--- START ---

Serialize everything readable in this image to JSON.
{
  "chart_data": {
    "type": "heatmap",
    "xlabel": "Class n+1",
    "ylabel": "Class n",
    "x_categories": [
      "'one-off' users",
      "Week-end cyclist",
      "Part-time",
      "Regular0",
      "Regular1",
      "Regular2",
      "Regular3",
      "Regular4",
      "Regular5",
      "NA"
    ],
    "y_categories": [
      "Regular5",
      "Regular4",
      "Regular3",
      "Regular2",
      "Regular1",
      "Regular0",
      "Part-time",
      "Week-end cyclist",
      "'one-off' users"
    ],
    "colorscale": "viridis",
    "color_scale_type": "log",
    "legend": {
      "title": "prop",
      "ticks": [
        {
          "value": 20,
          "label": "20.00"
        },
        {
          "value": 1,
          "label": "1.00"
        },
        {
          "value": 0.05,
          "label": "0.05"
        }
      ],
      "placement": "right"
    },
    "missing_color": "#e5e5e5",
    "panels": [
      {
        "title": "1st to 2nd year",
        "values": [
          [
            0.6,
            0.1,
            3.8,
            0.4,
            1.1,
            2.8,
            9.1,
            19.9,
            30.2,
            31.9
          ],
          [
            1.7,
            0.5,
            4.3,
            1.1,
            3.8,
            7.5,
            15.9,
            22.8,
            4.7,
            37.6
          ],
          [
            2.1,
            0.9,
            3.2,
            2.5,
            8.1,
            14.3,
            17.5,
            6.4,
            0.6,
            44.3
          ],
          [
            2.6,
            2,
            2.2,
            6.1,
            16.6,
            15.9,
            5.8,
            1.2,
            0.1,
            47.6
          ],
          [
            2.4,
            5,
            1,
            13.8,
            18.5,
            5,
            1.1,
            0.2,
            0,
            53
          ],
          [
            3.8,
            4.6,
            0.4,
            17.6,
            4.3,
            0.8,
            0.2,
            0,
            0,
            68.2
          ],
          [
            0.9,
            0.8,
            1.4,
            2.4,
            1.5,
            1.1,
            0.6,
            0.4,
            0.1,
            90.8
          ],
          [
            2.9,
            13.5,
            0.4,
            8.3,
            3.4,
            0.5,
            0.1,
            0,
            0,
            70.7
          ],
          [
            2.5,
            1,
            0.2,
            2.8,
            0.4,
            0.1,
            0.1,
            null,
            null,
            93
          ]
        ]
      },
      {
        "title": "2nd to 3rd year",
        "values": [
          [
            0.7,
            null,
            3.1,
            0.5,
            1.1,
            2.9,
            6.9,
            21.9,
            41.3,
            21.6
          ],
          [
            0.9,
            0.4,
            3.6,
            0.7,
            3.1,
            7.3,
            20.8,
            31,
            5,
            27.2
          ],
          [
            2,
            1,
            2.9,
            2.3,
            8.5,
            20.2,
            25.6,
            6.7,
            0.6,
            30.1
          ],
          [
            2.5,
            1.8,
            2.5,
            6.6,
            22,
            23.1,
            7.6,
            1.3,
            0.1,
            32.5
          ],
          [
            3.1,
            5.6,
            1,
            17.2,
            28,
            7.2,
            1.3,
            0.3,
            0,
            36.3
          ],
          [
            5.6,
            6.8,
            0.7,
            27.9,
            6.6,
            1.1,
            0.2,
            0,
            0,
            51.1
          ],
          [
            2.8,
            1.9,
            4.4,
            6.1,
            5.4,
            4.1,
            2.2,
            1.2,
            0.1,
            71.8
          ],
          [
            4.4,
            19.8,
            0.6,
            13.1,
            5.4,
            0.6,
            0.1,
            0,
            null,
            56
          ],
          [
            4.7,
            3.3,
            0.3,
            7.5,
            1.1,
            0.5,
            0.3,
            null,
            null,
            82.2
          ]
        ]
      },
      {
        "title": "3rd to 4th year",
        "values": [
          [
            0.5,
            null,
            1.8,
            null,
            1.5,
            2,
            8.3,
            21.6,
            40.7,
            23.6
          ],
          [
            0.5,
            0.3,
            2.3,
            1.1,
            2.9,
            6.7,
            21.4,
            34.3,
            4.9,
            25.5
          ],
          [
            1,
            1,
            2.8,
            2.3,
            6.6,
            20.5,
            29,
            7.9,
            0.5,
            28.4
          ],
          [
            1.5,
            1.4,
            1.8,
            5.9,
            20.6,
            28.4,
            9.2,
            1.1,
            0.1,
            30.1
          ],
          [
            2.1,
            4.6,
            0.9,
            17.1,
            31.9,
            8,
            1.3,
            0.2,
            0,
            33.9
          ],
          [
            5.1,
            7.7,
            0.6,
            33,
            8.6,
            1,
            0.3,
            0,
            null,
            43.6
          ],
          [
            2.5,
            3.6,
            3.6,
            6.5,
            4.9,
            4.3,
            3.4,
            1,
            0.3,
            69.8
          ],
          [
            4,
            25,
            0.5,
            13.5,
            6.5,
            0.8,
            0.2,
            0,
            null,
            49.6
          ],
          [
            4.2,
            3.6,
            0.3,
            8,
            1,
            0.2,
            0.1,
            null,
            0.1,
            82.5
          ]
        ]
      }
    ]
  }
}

--- END ---

§ **Requirement**
Extract the listing in its entirety, matching it exactly.

§ **Answer to this problem**
Serialize everything readable in this image to JSON.
{
  "chart_data": {
    "type": "heatmap",
    "xlabel": "Class n+1",
    "ylabel": "Class n",
    "x_categories": [
      "'one-off' users",
      "Week-end cyclist",
      "Part-time",
      "Regular0",
      "Regular1",
      "Regular2",
      "Regular3",
      "Regular4",
      "Regular5",
      "NA"
    ],
    "y_categories": [
      "Regular5",
      "Regular4",
      "Regular3",
      "Regular2",
      "Regular1",
      "Regular0",
      "Part-time",
      "Week-end cyclist",
      "'one-off' users"
    ],
    "colorscale": "viridis",
    "color_scale_type": "log",
    "legend": {
      "title": "prop",
      "ticks": [
        {
          "value": 20,
          "label": "20.00"
        },
        {
          "value": 1,
          "label": "1.00"
        },
        {
          "value": 0.05,
          "label": "0.05"
        }
      ],
      "placement": "right"
    },
    "missing_color": "#e5e5e5",
    "panels": [
      {
        "title": "1st to 2nd year",
        "values": [
          [
            0.6,
            0.1,
            3.8,
            0.4,
            1.1,
            2.8,
            9.1,
            19.9,
            30.2,
            31.9
          ],
          [
            1.7,
            0.5,
            4.3,
            1.1,
            3.8,
            7.5,
            15.9,
            22.8,
            4.7,
            37.6
          ],
          [
            2.1,
            0.9,
            3.2,
            2.5,
            8.1,
            14.3,
            17.5,
            6.4,
            0.6,
            44.3
          ],
          [
            2.6,
            2,
            2.2,
            6.1,
            16.6,
            15.9,
            5.8,
            1.2,
            0.1,
            47.6
          ],
          [
            2.4,
            5,
            1,
            13.8,
            18.5,
            5,
            1.1,
            0.2,
            0,
            53
          ],
          [
            3.8,
            4.6,
            0.4,
            17.6,
            4.3,
            0.8,
            0.2,
            0,
            0,
            68.2
          ],
          [
            0.9,
            0.8,
            1.4,
            2.4,
            1.5,
            1.1,
            0.6,
            0.4,
            0.1,
            90.8
          ],
          [
            2.9,
            13.5,
            0.4,
            8.3,
            3.4,
            0.5,
            0.1,
            0,
            0,
            70.7
          ],
          [
            2.5,
            1,
            0.2,
            2.8,
            0.4,
            0.1,
            0.1,
            null,
            null,
            93
          ]
        ]
      },
      {
        "title": "2nd to 3rd year",
        "values": [
          [
            0.7,
            null,
            3.1,
            0.5,
            1.1,
            2.9,
            6.9,
            21.9,
            41.3,
            21.6
          ],
          [
            0.9,
            0.4,
            3.6,
            0.7,
            3.1,
            7.3,
            20.8,
            31,
            5,
            27.2
          ],
          [
            2,
            1,
            2.9,
            2.3,
            8.5,
            20.2,
            25.6,
            6.7,
            0.6,
            30.1
          ],
          [
            2.5,
            1.8,
            2.5,
            6.6,
            22,
            23.1,
            7.6,
            1.3,
            0.1,
            32.5
          ],
          [
            3.1,
            5.6,
            1,
            17.2,
            28,
            7.2,
            1.3,
            0.3,
            0,
            36.3
          ],
          [
            5.6,
            6.8,
            0.7,
            27.9,
            6.6,
            1.1,
            0.2,
            0,
            0,
            51.1
          ],
          [
            2.8,
            1.9,
            4.4,
            6.1,
            5.4,
            4.1,
            2.2,
            1.2,
            0.1,
            71.8
          ],
          [
            4.4,
            19.8,
            0.6,
            13.1,
            5.4,
            0.6,
            0.1,
            0,
            null,
            56
          ],
          [
            4.7,
            3.3,
            0.3,
            7.5,
            1.1,
            0.5,
            0.3,
            null,
            null,
            82.2
          ]
        ]
      },
      {
        "title": "3rd to 4th year",
        "values": [
          [
            0.5,
            null,
            1.8,
            null,
            1.5,
            2,
            8.3,
            21.6,
            40.7,
            23.6
          ],
          [
            0.5,
            0.3,
            2.3,
            1.1,
            2.9,
            6.7,
            21.4,
            34.3,
            4.9,
            25.5
          ],
          [
            1,
            1,
            2.8,
            2.3,
            6.6,
            20.5,
            29,
            7.9,
            0.5,
            28.4
          ],
          [
            1.5,
            1.4,
            1.8,
            5.9,
            20.6,
            28.4,
            9.2,
            1.1,
            0.1,
            30.1
          ],
          [
            2.1,
            4.6,
            0.9,
            17.1,
            31.9,
            8,
            1.3,
            0.2,
            0,
            33.9
          ],
          [
            5.1,
            7.7,
            0.6,
            33,
            8.6,
            1,
            0.3,
            0,
            null,
            43.6
          ],
          [
            2.5,
            3.6,
            3.6,
            6.5,
            4.9,
            4.3,
            3.4,
            1,
            0.3,
            69.8
          ],
          [
            4,
            25,
            0.5,
            13.5,
            6.5,
            0.8,
            0.2,
            0,
            null,
            49.6
          ],
          [
            4.2,
            3.6,
            0.3,
            8,
            1,
            0.2,
            0.1,
            null,
            0.1,
            82.5
          ]
        ]
      }
    ]
  }
}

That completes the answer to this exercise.